#### EXERCISE INPUTS
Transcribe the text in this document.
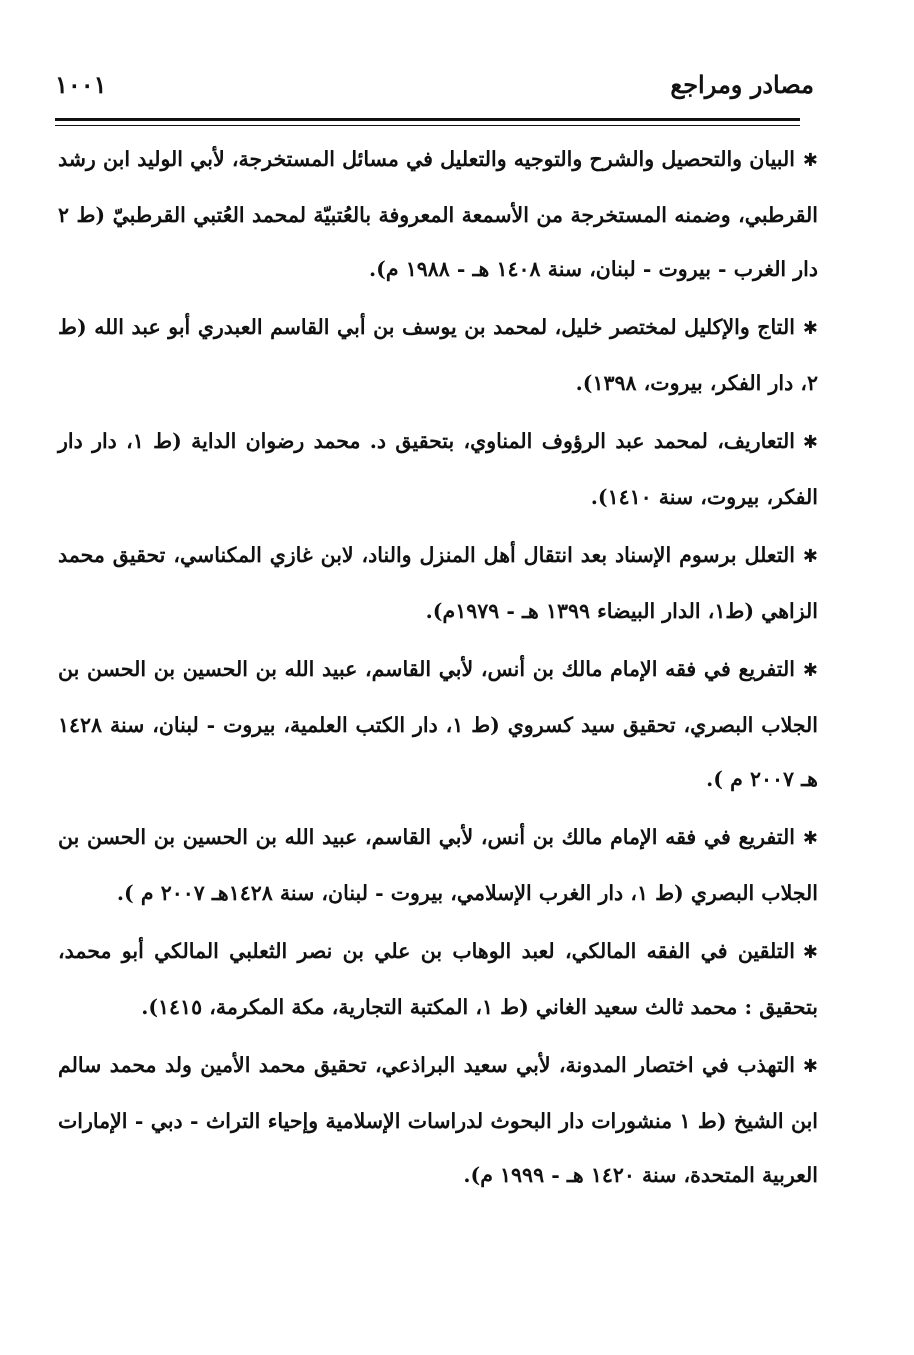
مصادر ومراجع
١٠٠١

✱البيان والتحصيل والشرح والتوجيه والتعليل في مسائل المستخرجة، لأبي الوليد ابن رشد القرطبي، وضمنه المستخرجة من الأسمعة المعروفة بالعُتبيّة لمحمد العُتبي القرطبيّ (ط ٢ دار الغرب - بيروت - لبنان، سنة ١٤٠٨ هـ - ١٩٨٨ م).

✱التاج والإكليل لمختصر خليل، لمحمد بن يوسف بن أبي القاسم العبدري أبو عبد الله (ط ٢، دار الفكر، بيروت، ١٣٩٨).

✱التعاريف، لمحمد عبد الرؤوف المناوي، بتحقيق د. محمد رضوان الداية (ط ١، دار دار الفكر، بيروت، سنة ١٤١٠).

✱التعلل برسوم الإسناد بعد انتقال أهل المنزل والناد، لابن غازي المكناسي، تحقيق محمد الزاهي (ط١، الدار البيضاء ١٣٩٩ هـ - ١٩٧٩م).

✱التفريع في فقه الإمام مالك بن أنس، لأبي القاسم، عبيد الله بن الحسين بن الحسن بن الجلاب البصري، تحقيق سيد كسروي (ط ١، دار الكتب العلمية، بيروت - لبنان، سنة ١٤٢٨ هـ ٢٠٠٧ م ).

✱التفريع في فقه الإمام مالك بن أنس، لأبي القاسم، عبيد الله بن الحسين بن الحسن بن الجلاب البصري (ط ١، دار الغرب الإسلامي، بيروت - لبنان، سنة ١٤٢٨هـ ٢٠٠٧ م ).

✱التلقين في الفقه المالكي، لعبد الوهاب بن علي بن نصر الثعلبي المالكي أبو محمد، بتحقيق : محمد ثالث سعيد الغاني (ط ١، المكتبة التجارية، مكة المكرمة، ١٤١٥).

✱التهذب في اختصار المدونة، لأبي سعيد البراذعي، تحقيق محمد الأمين ولد محمد سالم ابن الشيخ (ط ١ منشورات دار البحوث لدراسات الإسلامية وإحياء التراث - دبي - الإمارات العربية المتحدة، سنة ١٤٢٠ هـ - ١٩٩٩ م).
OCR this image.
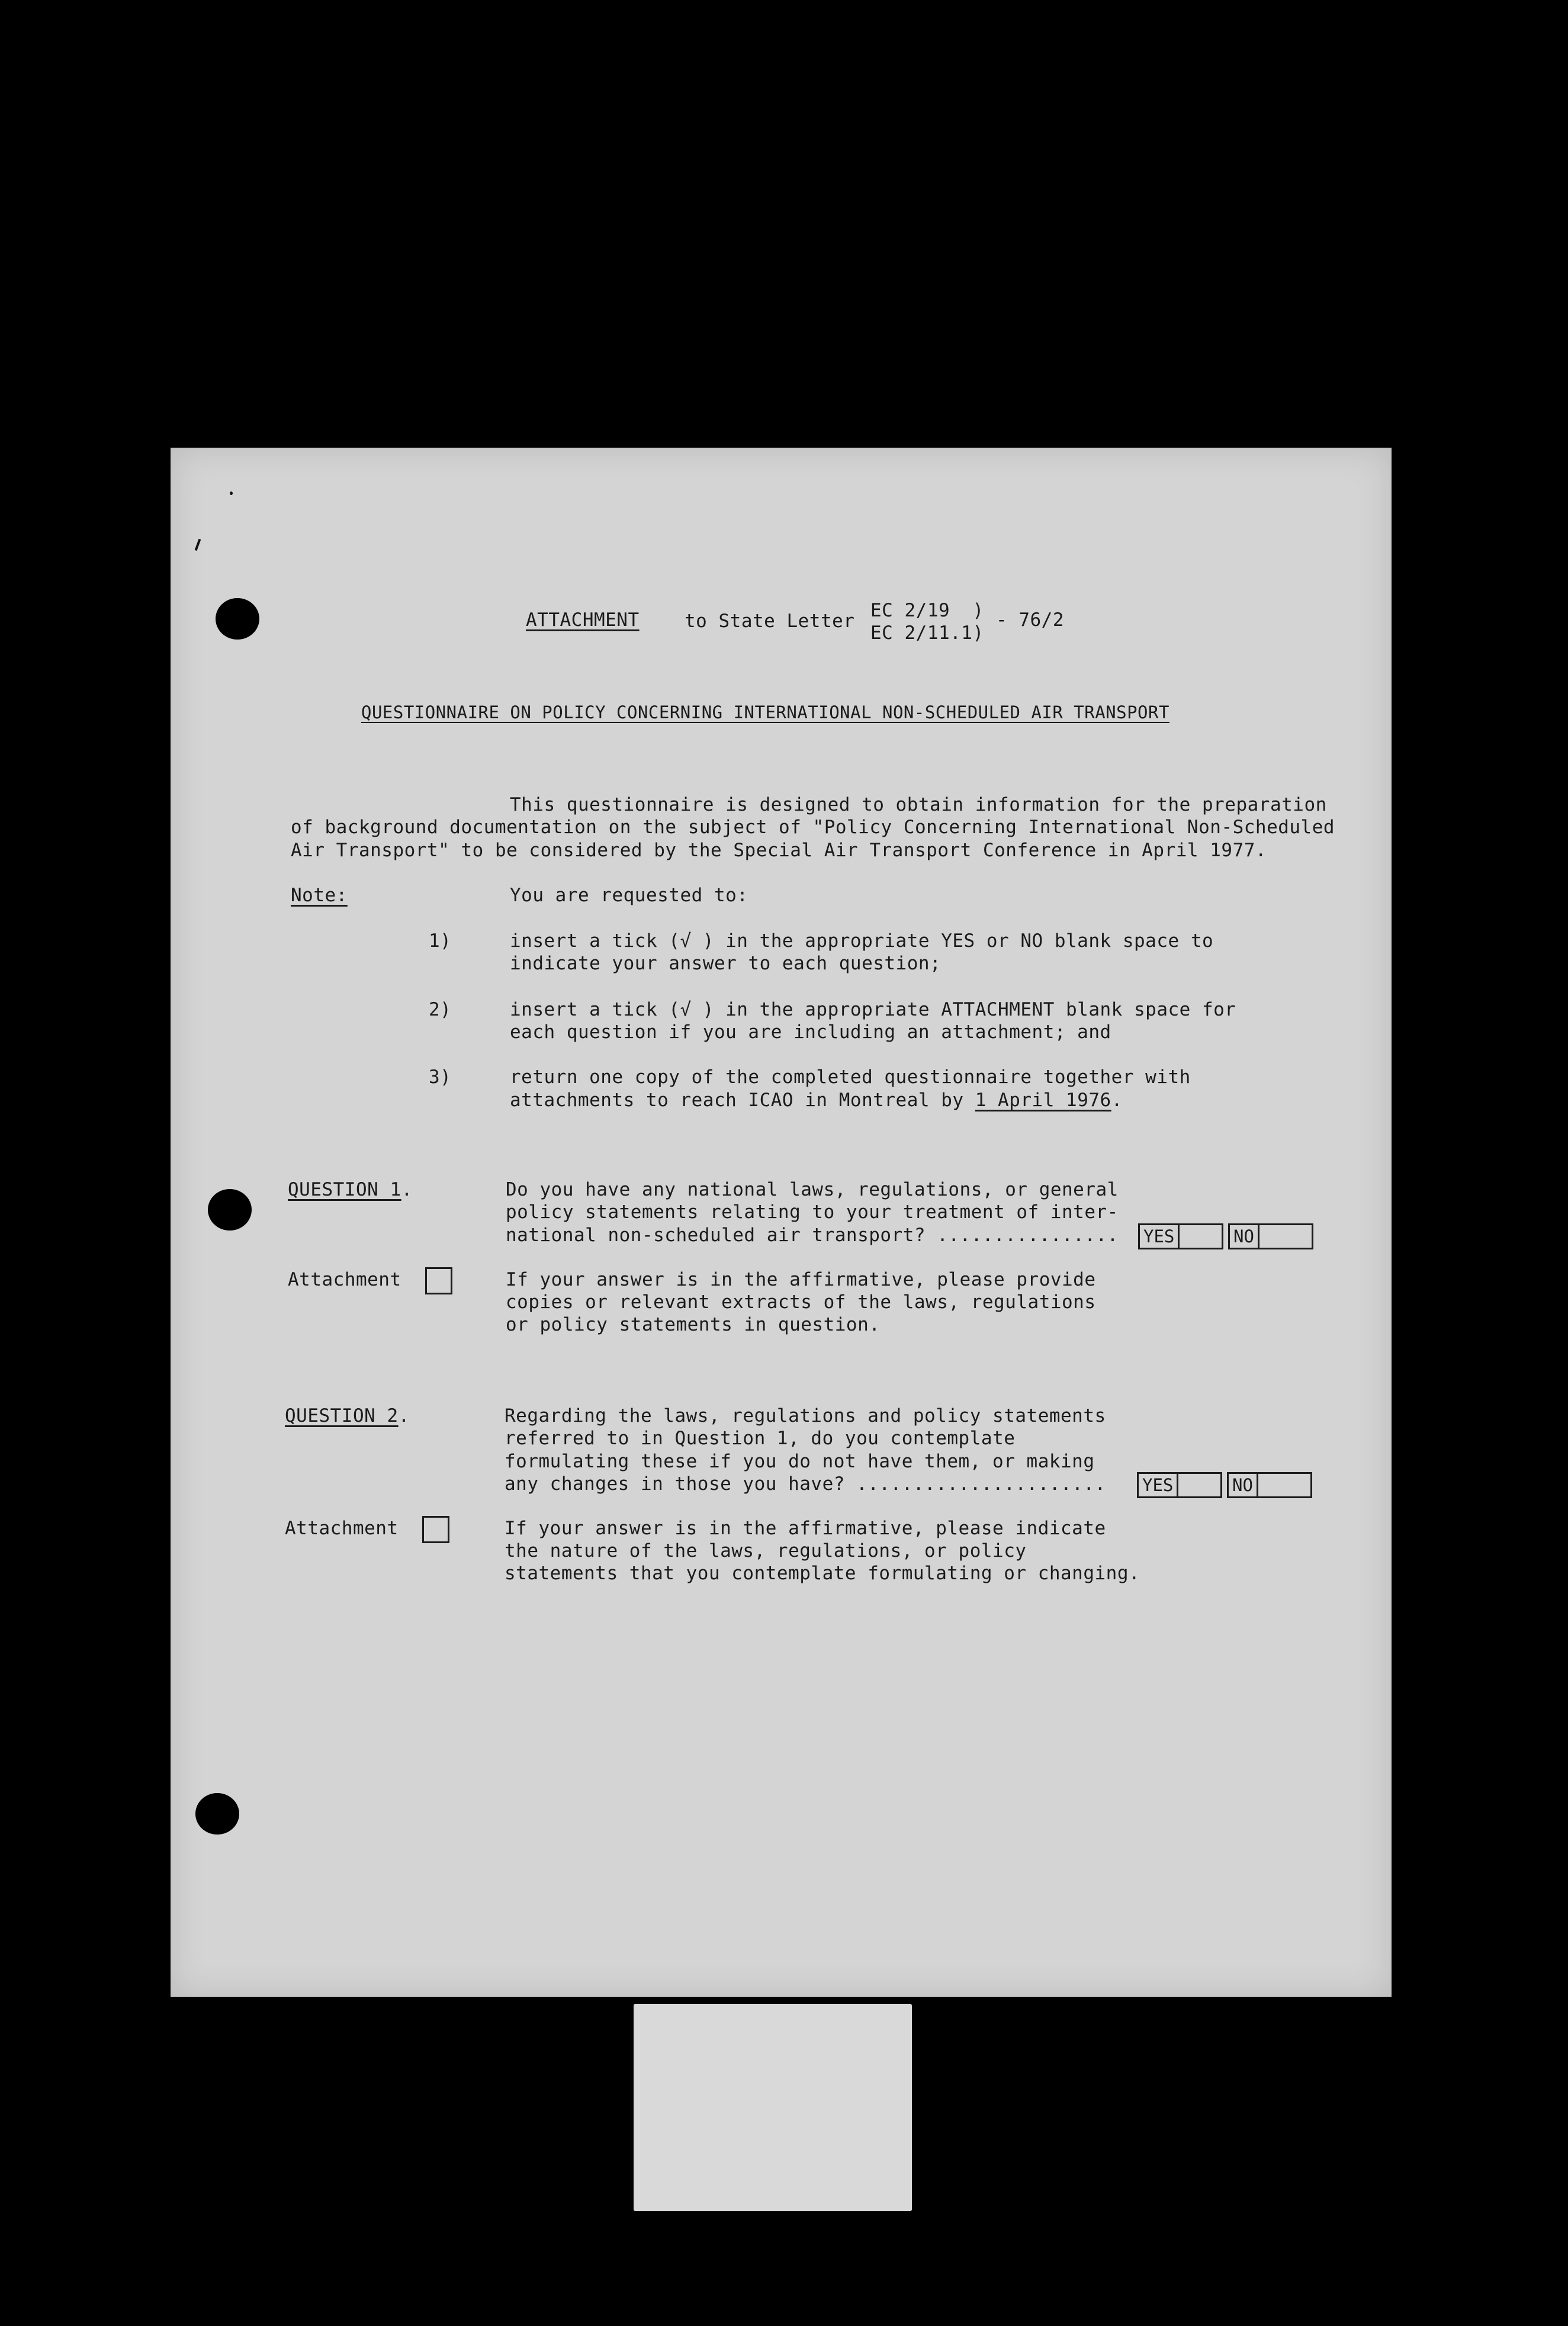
ATTACHMENT to State Letter EC 2/19  )
EC 2/11.1)
- 76/2
QUESTIONNAIRE ON POLICY CONCERNING INTERNATIONAL NON-SCHEDULED AIR TRANSPORT
This questionnaire is designed to obtain information for the preparation
of background documentation on the subject of "Policy Concerning International Non-Scheduled
Air Transport" to be considered by the Special Air Transport Conference in April 1977.
Note:	You are requested to:
1)	insert a tick (√ ) in the appropriate YES or NO blank space to
indicate your answer to each question;
2)	insert a tick (√ ) in the appropriate ATTACHMENT blank space for
each question if you are including an attachment; and
3)	return one copy of the completed questionnaire together with
attachments to reach ICAO in Montreal by 1 April 1976.
QUESTION 1.	Do you have any national laws, regulations, or general
policy statements relating to your treatment of inter-
national non-scheduled air transport? ................ YES	NO
Attachment	If your answer is in the affirmative, please provide
copies or relevant extracts of the laws, regulations
or policy statements in question.
QUESTION 2.	Regarding the laws, regulations and policy statements
referred to in Question 1, do you contemplate
formulating these if you do not have them, or making
any changes in those you have? ...................... YES	NO
Attachment	If your answer is in the affirmative, please indicate
the nature of the laws, regulations, or policy
statements that you contemplate formulating or changing.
########
--- SHORT TASK ---
Using the records above, gather all lines where the string "affirmative" is present.

--- THE RESULT ---
Attachment	If your answer is in the affirmative, please provide
Attachment	If your answer is in the affirmative, please indicate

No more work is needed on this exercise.